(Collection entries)
◆ ◆ ◆ ◆
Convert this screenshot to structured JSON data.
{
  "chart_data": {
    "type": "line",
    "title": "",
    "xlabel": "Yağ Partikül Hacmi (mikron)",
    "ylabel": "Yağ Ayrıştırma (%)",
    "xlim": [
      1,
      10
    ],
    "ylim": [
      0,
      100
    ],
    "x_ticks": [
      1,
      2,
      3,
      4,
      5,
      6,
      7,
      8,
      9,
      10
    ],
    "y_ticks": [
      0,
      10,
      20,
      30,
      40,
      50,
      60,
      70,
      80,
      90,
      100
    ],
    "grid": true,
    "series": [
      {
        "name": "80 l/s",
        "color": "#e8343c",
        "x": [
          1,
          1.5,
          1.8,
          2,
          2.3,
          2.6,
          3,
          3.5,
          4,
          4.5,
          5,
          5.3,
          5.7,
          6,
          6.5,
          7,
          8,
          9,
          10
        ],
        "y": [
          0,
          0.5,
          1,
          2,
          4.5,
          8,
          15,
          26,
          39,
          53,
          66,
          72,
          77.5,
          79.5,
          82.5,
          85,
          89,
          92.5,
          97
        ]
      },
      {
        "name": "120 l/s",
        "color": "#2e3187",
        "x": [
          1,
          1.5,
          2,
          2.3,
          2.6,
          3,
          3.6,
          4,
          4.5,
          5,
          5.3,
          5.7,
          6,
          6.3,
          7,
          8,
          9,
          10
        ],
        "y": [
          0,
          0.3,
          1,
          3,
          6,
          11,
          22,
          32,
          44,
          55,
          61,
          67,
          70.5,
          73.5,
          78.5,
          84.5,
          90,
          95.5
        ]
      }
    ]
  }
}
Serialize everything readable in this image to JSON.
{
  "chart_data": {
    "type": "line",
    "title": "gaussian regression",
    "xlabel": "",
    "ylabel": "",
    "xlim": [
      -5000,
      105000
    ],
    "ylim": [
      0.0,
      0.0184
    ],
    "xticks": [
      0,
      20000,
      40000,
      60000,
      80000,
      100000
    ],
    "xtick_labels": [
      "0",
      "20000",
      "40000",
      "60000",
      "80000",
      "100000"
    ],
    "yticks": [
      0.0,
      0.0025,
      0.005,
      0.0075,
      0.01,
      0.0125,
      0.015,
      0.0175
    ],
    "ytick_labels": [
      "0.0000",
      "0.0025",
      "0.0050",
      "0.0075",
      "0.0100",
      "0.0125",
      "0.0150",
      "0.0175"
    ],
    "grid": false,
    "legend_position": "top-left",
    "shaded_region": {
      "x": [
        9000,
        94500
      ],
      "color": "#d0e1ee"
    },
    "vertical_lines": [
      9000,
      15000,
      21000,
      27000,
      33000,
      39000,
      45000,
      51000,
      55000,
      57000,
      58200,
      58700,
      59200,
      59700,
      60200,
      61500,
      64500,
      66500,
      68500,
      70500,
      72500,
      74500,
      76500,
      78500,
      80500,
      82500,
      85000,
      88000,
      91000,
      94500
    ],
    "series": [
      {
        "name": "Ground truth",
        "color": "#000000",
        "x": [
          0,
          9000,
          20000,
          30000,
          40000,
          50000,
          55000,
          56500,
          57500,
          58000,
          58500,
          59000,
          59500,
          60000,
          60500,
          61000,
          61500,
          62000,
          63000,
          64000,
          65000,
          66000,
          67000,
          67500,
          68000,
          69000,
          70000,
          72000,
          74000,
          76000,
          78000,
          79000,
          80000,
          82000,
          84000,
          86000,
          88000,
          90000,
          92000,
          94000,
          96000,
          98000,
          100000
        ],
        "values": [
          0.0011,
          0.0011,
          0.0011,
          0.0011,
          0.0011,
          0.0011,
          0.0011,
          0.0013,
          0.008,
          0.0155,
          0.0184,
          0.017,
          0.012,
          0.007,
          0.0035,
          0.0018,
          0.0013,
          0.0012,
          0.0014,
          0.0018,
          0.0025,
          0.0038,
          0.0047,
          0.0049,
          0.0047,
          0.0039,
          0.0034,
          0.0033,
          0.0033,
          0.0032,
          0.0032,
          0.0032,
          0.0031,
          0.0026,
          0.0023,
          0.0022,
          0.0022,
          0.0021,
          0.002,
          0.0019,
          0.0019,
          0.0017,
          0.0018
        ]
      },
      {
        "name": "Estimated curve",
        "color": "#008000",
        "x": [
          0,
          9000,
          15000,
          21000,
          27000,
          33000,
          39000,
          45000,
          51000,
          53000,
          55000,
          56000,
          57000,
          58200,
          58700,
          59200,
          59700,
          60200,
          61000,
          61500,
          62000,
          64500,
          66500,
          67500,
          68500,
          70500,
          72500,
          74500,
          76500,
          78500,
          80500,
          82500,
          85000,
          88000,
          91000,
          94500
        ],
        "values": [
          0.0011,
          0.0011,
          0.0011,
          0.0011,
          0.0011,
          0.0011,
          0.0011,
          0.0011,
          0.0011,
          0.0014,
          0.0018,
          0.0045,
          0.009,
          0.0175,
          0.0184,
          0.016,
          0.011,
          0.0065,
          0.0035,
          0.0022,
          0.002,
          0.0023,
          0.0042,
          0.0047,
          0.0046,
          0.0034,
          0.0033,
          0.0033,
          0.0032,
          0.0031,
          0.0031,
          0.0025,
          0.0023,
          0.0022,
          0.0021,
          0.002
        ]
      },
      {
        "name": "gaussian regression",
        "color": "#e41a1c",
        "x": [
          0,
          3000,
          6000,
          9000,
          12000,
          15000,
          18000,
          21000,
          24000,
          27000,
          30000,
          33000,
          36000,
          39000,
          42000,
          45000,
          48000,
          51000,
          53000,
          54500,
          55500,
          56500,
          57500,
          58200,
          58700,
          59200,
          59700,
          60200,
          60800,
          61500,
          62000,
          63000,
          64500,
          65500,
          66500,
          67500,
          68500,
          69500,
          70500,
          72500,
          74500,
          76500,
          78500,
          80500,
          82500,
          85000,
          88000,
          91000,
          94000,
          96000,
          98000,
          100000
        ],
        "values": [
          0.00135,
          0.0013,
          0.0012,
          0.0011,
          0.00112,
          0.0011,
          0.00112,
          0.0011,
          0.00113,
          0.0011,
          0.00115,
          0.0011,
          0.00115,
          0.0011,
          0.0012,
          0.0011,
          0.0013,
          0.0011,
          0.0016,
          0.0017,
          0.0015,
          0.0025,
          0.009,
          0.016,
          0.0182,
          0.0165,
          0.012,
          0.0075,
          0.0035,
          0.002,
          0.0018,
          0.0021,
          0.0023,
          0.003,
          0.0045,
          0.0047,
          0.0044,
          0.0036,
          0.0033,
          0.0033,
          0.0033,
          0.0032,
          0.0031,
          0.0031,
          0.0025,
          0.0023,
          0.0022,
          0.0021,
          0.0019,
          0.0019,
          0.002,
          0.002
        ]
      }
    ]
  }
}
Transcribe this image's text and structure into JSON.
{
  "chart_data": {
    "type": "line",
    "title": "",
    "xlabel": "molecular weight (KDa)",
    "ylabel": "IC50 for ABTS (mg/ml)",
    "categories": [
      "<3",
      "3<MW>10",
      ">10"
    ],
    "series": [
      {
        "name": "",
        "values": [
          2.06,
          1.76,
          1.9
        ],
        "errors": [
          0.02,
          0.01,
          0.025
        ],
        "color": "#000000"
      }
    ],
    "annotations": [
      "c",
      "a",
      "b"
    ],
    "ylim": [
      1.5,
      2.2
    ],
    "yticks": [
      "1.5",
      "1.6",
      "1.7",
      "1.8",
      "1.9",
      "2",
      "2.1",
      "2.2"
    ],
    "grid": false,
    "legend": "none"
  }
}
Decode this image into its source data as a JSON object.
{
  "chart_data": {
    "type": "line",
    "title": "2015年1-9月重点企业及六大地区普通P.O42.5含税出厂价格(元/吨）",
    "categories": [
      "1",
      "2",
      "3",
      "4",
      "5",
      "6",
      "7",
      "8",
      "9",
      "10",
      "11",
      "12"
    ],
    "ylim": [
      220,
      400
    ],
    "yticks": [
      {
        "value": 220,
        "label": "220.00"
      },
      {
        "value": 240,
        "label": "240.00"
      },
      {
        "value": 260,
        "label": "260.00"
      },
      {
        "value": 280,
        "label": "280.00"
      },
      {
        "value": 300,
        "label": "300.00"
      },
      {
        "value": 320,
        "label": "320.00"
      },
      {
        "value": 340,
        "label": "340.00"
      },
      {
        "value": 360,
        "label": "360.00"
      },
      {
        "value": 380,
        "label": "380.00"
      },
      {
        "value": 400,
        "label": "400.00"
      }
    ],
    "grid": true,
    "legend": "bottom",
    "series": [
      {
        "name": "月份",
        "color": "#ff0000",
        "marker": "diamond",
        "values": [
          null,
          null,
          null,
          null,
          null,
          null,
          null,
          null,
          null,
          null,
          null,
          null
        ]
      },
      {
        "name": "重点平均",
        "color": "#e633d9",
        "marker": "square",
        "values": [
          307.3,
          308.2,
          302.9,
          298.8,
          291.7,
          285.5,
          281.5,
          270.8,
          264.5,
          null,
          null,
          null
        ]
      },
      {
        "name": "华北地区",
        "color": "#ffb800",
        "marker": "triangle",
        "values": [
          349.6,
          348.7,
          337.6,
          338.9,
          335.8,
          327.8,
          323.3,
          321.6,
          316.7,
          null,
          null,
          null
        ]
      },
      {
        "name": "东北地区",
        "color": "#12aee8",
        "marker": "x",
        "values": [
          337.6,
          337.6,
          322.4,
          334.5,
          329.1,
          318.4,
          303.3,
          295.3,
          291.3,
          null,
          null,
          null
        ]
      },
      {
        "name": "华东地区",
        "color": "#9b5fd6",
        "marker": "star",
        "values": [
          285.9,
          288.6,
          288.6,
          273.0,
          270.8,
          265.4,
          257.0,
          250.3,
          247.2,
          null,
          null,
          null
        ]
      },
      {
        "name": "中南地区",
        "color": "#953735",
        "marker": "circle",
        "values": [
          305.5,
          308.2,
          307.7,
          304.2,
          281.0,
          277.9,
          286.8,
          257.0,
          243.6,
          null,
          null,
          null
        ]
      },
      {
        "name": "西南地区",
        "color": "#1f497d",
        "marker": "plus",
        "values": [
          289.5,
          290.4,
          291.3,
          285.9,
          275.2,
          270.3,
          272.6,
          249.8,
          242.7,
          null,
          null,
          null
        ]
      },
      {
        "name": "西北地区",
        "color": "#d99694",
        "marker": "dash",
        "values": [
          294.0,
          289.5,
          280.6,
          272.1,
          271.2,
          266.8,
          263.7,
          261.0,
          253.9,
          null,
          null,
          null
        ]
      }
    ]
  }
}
◆ ◆ ◆ ◆
What to work on: Copy out every line of the listing that contains the string "image".

Solution:
Serialize everything readable in this image to JSON.
Transcribe this image's text and structure into JSON.
Decode this image into its source data as a JSON object.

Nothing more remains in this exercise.